───── EXERCISE INPUTS

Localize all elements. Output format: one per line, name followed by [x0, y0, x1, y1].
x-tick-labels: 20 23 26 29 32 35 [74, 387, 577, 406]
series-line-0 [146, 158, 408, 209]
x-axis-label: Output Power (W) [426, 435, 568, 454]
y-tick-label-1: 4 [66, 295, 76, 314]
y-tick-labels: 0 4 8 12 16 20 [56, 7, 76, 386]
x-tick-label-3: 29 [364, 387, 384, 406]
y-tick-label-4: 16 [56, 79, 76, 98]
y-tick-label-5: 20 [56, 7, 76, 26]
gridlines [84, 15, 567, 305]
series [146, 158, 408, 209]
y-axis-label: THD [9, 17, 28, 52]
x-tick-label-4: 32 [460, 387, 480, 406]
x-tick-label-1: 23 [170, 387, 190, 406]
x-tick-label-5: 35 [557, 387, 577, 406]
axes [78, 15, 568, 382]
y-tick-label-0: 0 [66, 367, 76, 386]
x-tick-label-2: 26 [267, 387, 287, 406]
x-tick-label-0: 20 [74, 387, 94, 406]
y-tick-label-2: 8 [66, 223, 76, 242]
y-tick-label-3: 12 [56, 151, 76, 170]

──────────

• [GIVEN REQUEST] Please copy out every line of the records above verbatim.

• [WRITTEN REPLY]
Localize all elements. Output format: one per line, name followed by [x0, y0, x1, y1].
x-tick-labels: 20 23 26 29 32 35 [74, 387, 577, 406]
series-line-0 [146, 158, 408, 209]
x-axis-label: Output Power (W) [426, 435, 568, 454]
y-tick-label-1: 4 [66, 295, 76, 314]
y-tick-labels: 0 4 8 12 16 20 [56, 7, 76, 386]
x-tick-label-3: 29 [364, 387, 384, 406]
y-tick-label-4: 16 [56, 79, 76, 98]
y-tick-label-5: 20 [56, 7, 76, 26]
gridlines [84, 15, 567, 305]
series [146, 158, 408, 209]
y-axis-label: THD [9, 17, 28, 52]
x-tick-label-4: 32 [460, 387, 480, 406]
x-tick-label-1: 23 [170, 387, 190, 406]
x-tick-label-5: 35 [557, 387, 577, 406]
axes [78, 15, 568, 382]
y-tick-label-0: 0 [66, 367, 76, 386]
x-tick-label-2: 26 [267, 387, 287, 406]
x-tick-label-0: 20 [74, 387, 94, 406]
y-tick-label-2: 8 [66, 223, 76, 242]
y-tick-label-3: 12 [56, 151, 76, 170]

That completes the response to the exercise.